**PROBLEM TO WORK ON**
The required output is the line containing "Transcribe this image's" through the final line of the material below, printed exactly, with no other lines.

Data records

╔══

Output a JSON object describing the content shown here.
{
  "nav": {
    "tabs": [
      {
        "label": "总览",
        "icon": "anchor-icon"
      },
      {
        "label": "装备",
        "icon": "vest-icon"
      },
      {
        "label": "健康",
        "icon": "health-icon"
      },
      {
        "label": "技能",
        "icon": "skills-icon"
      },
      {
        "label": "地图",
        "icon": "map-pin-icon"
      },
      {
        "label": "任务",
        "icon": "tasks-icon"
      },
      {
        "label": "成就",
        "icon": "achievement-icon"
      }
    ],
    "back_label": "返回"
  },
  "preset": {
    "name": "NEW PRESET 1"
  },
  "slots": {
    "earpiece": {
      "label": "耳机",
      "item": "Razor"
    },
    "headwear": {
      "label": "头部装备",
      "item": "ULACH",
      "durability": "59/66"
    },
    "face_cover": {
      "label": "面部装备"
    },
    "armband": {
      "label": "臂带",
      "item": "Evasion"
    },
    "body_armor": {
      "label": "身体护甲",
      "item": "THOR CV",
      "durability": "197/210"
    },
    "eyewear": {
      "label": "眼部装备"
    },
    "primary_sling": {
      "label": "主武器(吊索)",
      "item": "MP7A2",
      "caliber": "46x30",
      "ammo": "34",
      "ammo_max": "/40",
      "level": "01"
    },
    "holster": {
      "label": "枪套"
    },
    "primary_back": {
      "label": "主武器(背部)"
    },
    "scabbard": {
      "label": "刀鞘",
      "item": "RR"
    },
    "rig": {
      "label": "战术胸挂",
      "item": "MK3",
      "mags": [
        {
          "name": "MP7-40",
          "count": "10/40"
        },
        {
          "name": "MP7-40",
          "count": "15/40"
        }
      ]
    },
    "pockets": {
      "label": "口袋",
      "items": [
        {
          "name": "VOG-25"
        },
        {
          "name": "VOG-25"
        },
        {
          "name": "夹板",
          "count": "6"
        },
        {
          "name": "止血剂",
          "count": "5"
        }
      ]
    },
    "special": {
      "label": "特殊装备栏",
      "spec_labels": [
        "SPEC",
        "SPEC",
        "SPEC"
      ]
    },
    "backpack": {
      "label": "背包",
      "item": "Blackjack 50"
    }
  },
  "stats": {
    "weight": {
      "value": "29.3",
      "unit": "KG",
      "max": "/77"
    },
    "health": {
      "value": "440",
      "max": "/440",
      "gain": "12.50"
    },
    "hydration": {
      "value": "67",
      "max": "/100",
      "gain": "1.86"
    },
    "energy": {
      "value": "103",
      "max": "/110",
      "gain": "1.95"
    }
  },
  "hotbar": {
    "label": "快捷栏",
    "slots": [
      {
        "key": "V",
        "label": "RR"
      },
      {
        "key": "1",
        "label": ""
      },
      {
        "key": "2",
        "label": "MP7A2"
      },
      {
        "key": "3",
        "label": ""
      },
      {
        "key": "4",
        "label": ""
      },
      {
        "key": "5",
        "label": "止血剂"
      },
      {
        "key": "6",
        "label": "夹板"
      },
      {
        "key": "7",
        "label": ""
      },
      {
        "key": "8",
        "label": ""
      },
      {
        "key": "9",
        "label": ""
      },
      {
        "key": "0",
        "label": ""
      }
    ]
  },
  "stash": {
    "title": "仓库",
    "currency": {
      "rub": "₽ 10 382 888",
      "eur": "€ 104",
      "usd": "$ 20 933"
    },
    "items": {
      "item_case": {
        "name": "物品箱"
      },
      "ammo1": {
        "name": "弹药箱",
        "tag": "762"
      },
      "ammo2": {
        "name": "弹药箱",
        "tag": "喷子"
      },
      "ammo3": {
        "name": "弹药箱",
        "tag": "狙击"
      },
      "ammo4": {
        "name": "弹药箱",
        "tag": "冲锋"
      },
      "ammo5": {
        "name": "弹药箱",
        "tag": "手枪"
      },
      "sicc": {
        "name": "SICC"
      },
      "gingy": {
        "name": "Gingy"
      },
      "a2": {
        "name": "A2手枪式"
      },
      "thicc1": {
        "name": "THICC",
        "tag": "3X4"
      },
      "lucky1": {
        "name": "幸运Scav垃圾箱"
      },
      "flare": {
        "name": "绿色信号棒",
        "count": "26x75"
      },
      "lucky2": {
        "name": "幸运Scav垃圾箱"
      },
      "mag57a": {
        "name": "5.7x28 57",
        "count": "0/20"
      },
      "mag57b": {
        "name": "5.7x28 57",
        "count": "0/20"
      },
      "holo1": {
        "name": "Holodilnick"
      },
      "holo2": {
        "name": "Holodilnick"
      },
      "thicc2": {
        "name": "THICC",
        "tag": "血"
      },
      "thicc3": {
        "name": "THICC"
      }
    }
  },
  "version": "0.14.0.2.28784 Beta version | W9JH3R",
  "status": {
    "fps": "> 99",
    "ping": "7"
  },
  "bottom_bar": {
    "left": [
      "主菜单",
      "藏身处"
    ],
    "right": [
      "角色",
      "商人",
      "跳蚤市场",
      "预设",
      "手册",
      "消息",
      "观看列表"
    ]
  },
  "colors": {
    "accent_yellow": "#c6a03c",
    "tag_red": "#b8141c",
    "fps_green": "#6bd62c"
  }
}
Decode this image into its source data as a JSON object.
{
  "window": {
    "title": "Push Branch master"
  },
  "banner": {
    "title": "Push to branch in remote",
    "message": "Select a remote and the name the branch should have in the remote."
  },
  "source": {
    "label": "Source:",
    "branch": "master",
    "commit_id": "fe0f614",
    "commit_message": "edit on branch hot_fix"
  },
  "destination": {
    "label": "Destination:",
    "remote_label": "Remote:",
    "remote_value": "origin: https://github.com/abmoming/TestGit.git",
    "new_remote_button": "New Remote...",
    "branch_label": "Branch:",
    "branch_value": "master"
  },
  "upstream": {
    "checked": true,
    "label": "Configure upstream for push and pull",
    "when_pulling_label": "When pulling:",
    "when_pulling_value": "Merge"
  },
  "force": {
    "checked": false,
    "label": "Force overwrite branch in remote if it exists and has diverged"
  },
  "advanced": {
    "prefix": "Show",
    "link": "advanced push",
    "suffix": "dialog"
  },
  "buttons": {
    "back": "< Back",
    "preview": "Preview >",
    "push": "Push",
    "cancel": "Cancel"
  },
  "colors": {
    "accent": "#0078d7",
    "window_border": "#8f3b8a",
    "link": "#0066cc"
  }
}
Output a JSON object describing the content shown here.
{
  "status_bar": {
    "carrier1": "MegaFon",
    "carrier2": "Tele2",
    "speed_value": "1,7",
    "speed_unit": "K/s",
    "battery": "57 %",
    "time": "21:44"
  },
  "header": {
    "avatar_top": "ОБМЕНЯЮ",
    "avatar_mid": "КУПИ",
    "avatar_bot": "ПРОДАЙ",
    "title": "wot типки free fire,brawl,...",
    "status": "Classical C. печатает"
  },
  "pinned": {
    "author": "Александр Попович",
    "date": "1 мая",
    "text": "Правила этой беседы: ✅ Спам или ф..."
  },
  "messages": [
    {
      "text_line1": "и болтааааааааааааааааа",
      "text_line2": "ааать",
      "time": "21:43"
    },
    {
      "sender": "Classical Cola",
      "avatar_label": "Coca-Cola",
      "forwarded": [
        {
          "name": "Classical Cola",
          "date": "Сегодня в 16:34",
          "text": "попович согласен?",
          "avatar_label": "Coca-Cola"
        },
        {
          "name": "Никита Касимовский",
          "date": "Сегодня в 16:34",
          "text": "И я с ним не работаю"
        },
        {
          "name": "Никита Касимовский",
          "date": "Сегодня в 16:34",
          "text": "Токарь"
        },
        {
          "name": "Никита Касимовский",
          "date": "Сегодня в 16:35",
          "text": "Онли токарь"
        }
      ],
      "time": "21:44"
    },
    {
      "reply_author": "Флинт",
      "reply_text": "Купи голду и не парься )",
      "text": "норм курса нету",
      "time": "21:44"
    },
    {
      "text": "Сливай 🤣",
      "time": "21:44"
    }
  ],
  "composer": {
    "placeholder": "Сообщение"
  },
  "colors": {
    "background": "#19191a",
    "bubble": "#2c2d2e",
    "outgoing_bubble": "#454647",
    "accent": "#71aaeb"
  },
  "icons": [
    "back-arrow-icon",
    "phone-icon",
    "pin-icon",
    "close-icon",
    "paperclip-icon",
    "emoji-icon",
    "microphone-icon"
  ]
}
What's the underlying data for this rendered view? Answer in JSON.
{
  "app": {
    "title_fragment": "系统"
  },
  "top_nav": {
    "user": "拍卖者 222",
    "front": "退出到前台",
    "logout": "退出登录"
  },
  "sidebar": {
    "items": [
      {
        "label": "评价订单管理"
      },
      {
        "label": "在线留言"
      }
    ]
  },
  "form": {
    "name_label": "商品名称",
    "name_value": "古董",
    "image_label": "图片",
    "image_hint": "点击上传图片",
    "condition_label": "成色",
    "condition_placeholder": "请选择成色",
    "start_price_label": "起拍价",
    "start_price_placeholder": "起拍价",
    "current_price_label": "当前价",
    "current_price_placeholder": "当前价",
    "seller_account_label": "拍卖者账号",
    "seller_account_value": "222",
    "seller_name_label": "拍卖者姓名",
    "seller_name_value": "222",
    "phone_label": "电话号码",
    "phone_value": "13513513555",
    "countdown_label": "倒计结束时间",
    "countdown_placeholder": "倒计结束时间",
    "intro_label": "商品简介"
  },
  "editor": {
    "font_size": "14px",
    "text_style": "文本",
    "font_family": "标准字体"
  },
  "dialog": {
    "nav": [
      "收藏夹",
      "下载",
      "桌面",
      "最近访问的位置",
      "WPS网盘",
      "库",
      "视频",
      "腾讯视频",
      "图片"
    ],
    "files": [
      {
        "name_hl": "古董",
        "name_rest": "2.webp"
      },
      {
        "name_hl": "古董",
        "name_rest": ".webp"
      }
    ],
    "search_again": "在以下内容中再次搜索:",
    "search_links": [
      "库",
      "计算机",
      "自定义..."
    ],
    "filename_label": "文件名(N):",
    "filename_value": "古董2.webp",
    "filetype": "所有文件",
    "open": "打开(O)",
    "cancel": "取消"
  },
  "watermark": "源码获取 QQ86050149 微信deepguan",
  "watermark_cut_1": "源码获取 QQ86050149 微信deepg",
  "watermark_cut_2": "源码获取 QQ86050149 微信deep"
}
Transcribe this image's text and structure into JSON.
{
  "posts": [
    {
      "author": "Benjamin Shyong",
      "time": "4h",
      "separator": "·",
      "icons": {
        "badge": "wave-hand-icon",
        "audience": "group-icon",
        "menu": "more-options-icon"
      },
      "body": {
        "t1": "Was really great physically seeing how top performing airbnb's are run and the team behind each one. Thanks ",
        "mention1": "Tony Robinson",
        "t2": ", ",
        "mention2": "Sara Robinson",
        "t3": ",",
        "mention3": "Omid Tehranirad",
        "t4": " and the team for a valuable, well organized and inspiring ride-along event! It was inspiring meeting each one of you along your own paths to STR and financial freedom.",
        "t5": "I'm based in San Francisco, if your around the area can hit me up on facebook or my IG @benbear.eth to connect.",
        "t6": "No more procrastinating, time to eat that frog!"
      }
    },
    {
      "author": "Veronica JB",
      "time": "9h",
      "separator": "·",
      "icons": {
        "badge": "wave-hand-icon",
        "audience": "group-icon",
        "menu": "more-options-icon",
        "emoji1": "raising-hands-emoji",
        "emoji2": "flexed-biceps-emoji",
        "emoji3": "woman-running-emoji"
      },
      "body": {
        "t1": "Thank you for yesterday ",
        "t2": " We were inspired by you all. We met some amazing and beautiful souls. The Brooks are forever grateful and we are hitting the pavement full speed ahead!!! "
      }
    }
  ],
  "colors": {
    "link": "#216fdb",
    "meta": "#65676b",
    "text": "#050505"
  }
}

╚══

**WRITTEN SOLUTION**
Transcribe this image's text and structure into JSON.
{
  "posts": [
    {
      "author": "Benjamin Shyong",
      "time": "4h",
      "separator": "·",
      "icons": {
        "badge": "wave-hand-icon",
        "audience": "group-icon",
        "menu": "more-options-icon"
      },
      "body": {
        "t1": "Was really great physically seeing how top performing airbnb's are run and the team behind each one. Thanks ",
        "mention1": "Tony Robinson",
        "t2": ", ",
        "mention2": "Sara Robinson",
        "t3": ",",
        "mention3": "Omid Tehranirad",
        "t4": " and the team for a valuable, well organized and inspiring ride-along event! It was inspiring meeting each one of you along your own paths to STR and financial freedom.",
        "t5": "I'm based in San Francisco, if your around the area can hit me up on facebook or my IG @benbear.eth to connect.",
        "t6": "No more procrastinating, time to eat that frog!"
      }
    },
    {
      "author": "Veronica JB",
      "time": "9h",
      "separator": "·",
      "icons": {
        "badge": "wave-hand-icon",
        "audience": "group-icon",
        "menu": "more-options-icon",
        "emoji1": "raising-hands-emoji",
        "emoji2": "flexed-biceps-emoji",
        "emoji3": "woman-running-emoji"
      },
      "body": {
        "t1": "Thank you for yesterday ",
        "t2": " We were inspired by you all. We met some amazing and beautiful souls. The Brooks are forever grateful and we are hitting the pavement full speed ahead!!! "
      }
    }
  ],
  "colors": {
    "link": "#216fdb",
    "meta": "#65676b",
    "text": "#050505"
  }
}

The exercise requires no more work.